Exercise requirements => Will you transcribe the entries that follow, exactly and in full?

(Records from a dataset)

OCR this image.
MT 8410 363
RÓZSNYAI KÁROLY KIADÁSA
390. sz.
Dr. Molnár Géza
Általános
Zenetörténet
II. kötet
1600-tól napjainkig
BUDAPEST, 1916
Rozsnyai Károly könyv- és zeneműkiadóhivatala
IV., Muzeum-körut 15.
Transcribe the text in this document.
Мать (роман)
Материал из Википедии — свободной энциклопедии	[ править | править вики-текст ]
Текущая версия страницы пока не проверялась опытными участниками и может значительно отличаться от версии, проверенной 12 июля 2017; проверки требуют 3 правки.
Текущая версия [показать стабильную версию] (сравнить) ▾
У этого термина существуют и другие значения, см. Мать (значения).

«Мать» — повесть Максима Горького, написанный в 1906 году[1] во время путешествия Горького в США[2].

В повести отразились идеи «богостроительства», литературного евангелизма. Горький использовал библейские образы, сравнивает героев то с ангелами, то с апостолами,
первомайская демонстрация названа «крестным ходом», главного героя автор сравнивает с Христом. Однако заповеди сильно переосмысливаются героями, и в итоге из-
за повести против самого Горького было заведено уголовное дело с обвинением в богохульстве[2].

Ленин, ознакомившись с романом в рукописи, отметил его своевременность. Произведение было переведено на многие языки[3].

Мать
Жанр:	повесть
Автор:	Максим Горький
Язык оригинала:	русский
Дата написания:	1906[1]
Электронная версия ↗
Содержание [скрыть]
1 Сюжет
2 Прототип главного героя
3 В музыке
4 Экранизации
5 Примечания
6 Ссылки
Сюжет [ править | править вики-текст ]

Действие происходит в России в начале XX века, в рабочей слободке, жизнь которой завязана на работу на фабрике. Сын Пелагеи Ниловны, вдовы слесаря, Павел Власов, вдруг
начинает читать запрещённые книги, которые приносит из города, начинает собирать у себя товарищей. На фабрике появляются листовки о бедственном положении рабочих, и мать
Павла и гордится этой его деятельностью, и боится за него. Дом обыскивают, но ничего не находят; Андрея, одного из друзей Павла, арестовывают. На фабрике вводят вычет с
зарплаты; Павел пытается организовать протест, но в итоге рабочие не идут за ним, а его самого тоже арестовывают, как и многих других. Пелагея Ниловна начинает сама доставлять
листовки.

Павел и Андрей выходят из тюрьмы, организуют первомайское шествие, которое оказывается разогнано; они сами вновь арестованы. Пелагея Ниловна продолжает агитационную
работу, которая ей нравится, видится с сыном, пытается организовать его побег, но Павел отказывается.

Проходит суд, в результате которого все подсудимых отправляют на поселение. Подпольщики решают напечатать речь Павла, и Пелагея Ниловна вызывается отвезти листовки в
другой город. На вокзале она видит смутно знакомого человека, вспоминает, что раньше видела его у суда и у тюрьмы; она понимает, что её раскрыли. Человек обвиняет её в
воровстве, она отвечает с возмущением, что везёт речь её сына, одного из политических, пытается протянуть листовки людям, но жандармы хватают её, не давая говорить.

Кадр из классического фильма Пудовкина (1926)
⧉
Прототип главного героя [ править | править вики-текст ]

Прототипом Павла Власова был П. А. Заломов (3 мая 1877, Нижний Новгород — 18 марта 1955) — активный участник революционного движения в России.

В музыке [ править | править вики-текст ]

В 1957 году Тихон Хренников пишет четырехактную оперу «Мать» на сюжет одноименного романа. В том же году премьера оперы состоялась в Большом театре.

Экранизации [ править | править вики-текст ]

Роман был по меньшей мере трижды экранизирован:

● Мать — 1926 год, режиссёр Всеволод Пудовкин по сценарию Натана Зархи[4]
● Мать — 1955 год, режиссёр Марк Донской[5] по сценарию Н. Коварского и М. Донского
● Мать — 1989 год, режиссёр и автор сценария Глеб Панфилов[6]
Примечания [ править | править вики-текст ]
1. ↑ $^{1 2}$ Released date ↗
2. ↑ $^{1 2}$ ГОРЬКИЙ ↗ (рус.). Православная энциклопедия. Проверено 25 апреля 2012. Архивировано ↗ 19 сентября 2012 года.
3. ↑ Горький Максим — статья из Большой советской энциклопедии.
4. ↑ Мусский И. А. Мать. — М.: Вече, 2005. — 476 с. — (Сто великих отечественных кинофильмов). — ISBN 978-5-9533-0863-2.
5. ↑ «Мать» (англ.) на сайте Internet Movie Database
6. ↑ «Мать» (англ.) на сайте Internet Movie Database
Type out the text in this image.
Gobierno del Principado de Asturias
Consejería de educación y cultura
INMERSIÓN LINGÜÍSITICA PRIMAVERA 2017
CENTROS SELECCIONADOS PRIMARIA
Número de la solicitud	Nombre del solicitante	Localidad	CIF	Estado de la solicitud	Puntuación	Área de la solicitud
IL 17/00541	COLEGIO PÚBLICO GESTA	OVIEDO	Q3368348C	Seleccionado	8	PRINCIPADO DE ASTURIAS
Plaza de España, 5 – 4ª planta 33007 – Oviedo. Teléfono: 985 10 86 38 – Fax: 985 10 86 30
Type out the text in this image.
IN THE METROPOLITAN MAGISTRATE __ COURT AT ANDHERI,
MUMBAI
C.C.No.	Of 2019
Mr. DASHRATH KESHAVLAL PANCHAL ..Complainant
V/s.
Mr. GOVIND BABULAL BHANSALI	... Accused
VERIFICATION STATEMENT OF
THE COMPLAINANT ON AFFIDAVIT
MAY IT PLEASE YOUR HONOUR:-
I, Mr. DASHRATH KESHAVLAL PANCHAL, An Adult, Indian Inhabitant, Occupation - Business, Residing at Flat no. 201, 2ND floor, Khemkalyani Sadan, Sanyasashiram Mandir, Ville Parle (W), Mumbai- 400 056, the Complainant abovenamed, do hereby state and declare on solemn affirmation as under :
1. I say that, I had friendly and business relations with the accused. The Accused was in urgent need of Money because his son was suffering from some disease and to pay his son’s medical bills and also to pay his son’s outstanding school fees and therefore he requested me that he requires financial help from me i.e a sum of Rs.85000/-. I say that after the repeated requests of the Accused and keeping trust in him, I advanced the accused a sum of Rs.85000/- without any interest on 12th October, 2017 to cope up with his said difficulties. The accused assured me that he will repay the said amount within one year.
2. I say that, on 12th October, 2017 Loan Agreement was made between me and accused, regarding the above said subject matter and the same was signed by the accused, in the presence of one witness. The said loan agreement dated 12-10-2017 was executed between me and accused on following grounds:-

Problem solution =>
OCR this image.
MT 8410 363
RÓZSNYAI KÁROLY KIADÁSA
390. sz.
Dr. Molnár Géza
Általános
Zenetörténet
II. kötet
1600-tól napjainkig
BUDAPEST, 1916
Rozsnyai Károly könyv- és zeneműkiadóhivatala
IV., Muzeum-körut 15.
Transcribe the text in this document.
Мать (роман)
Материал из Википедии — свободной энциклопедии	[ править | править вики-текст ]
Текущая версия страницы пока не проверялась опытными участниками и может значительно отличаться от версии, проверенной 12 июля 2017; проверки требуют 3 правки.
Текущая версия [показать стабильную версию] (сравнить) ▾
У этого термина существуют и другие значения, см. Мать (значения).

«Мать» — повесть Максима Горького, написанный в 1906 году[1] во время путешествия Горького в США[2].

В повести отразились идеи «богостроительства», литературного евангелизма. Горький использовал библейские образы, сравнивает героев то с ангелами, то с апостолами,
первомайская демонстрация названа «крестным ходом», главного героя автор сравнивает с Христом. Однако заповеди сильно переосмысливаются героями, и в итоге из-
за повести против самого Горького было заведено уголовное дело с обвинением в богохульстве[2].

Ленин, ознакомившись с романом в рукописи, отметил его своевременность. Произведение было переведено на многие языки[3].

Мать
Жанр:	повесть
Автор:	Максим Горький
Язык оригинала:	русский
Дата написания:	1906[1]
Электронная версия ↗
Содержание [скрыть]
1 Сюжет
2 Прототип главного героя
3 В музыке
4 Экранизации
5 Примечания
6 Ссылки
Сюжет [ править | править вики-текст ]

Действие происходит в России в начале XX века, в рабочей слободке, жизнь которой завязана на работу на фабрике. Сын Пелагеи Ниловны, вдовы слесаря, Павел Власов, вдруг
начинает читать запрещённые книги, которые приносит из города, начинает собирать у себя товарищей. На фабрике появляются листовки о бедственном положении рабочих, и мать
Павла и гордится этой его деятельностью, и боится за него. Дом обыскивают, но ничего не находят; Андрея, одного из друзей Павла, арестовывают. На фабрике вводят вычет с
зарплаты; Павел пытается организовать протест, но в итоге рабочие не идут за ним, а его самого тоже арестовывают, как и многих других. Пелагея Ниловна начинает сама доставлять
листовки.

Павел и Андрей выходят из тюрьмы, организуют первомайское шествие, которое оказывается разогнано; они сами вновь арестованы. Пелагея Ниловна продолжает агитационную
работу, которая ей нравится, видится с сыном, пытается организовать его побег, но Павел отказывается.

Проходит суд, в результате которого все подсудимых отправляют на поселение. Подпольщики решают напечатать речь Павла, и Пелагея Ниловна вызывается отвезти листовки в
другой город. На вокзале она видит смутно знакомого человека, вспоминает, что раньше видела его у суда и у тюрьмы; она понимает, что её раскрыли. Человек обвиняет её в
воровстве, она отвечает с возмущением, что везёт речь её сына, одного из политических, пытается протянуть листовки людям, но жандармы хватают её, не давая говорить.

Кадр из классического фильма Пудовкина (1926)
⧉
Прототип главного героя [ править | править вики-текст ]

Прототипом Павла Власова был П. А. Заломов (3 мая 1877, Нижний Новгород — 18 марта 1955) — активный участник революционного движения в России.

В музыке [ править | править вики-текст ]

В 1957 году Тихон Хренников пишет четырехактную оперу «Мать» на сюжет одноименного романа. В том же году премьера оперы состоялась в Большом театре.

Экранизации [ править | править вики-текст ]

Роман был по меньшей мере трижды экранизирован:

● Мать — 1926 год, режиссёр Всеволод Пудовкин по сценарию Натана Зархи[4]
● Мать — 1955 год, режиссёр Марк Донской[5] по сценарию Н. Коварского и М. Донского
● Мать — 1989 год, режиссёр и автор сценария Глеб Панфилов[6]
Примечания [ править | править вики-текст ]
1. ↑ $^{1 2}$ Released date ↗
2. ↑ $^{1 2}$ ГОРЬКИЙ ↗ (рус.). Православная энциклопедия. Проверено 25 апреля 2012. Архивировано ↗ 19 сентября 2012 года.
3. ↑ Горький Максим — статья из Большой советской энциклопедии.
4. ↑ Мусский И. А. Мать. — М.: Вече, 2005. — 476 с. — (Сто великих отечественных кинофильмов). — ISBN 978-5-9533-0863-2.
5. ↑ «Мать» (англ.) на сайте Internet Movie Database
6. ↑ «Мать» (англ.) на сайте Internet Movie Database
Type out the text in this image.
Gobierno del Principado de Asturias
Consejería de educación y cultura
INMERSIÓN LINGÜÍSITICA PRIMAVERA 2017
CENTROS SELECCIONADOS PRIMARIA
Número de la solicitud	Nombre del solicitante	Localidad	CIF	Estado de la solicitud	Puntuación	Área de la solicitud
IL 17/00541	COLEGIO PÚBLICO GESTA	OVIEDO	Q3368348C	Seleccionado	8	PRINCIPADO DE ASTURIAS
Plaza de España, 5 – 4ª planta 33007 – Oviedo. Teléfono: 985 10 86 38 – Fax: 985 10 86 30
Type out the text in this image.
IN THE METROPOLITAN MAGISTRATE __ COURT AT ANDHERI,
MUMBAI
C.C.No.	Of 2019
Mr. DASHRATH KESHAVLAL PANCHAL ..Complainant
V/s.
Mr. GOVIND BABULAL BHANSALI	... Accused
VERIFICATION STATEMENT OF
THE COMPLAINANT ON AFFIDAVIT
MAY IT PLEASE YOUR HONOUR:-
I, Mr. DASHRATH KESHAVLAL PANCHAL, An Adult, Indian Inhabitant, Occupation - Business, Residing at Flat no. 201, 2ND floor, Khemkalyani Sadan, Sanyasashiram Mandir, Ville Parle (W), Mumbai- 400 056, the Complainant abovenamed, do hereby state and declare on solemn affirmation as under :
1. I say that, I had friendly and business relations with the accused. The Accused was in urgent need of Money because his son was suffering from some disease and to pay his son’s medical bills and also to pay his son’s outstanding school fees and therefore he requested me that he requires financial help from me i.e a sum of Rs.85000/-. I say that after the repeated requests of the Accused and keeping trust in him, I advanced the accused a sum of Rs.85000/- without any interest on 12th October, 2017 to cope up with his said difficulties. The accused assured me that he will repay the said amount within one year.
2. I say that, on 12th October, 2017 Loan Agreement was made between me and accused, regarding the above said subject matter and the same was signed by the accused, in the presence of one witness. The said loan agreement dated 12-10-2017 was executed between me and accused on following grounds:-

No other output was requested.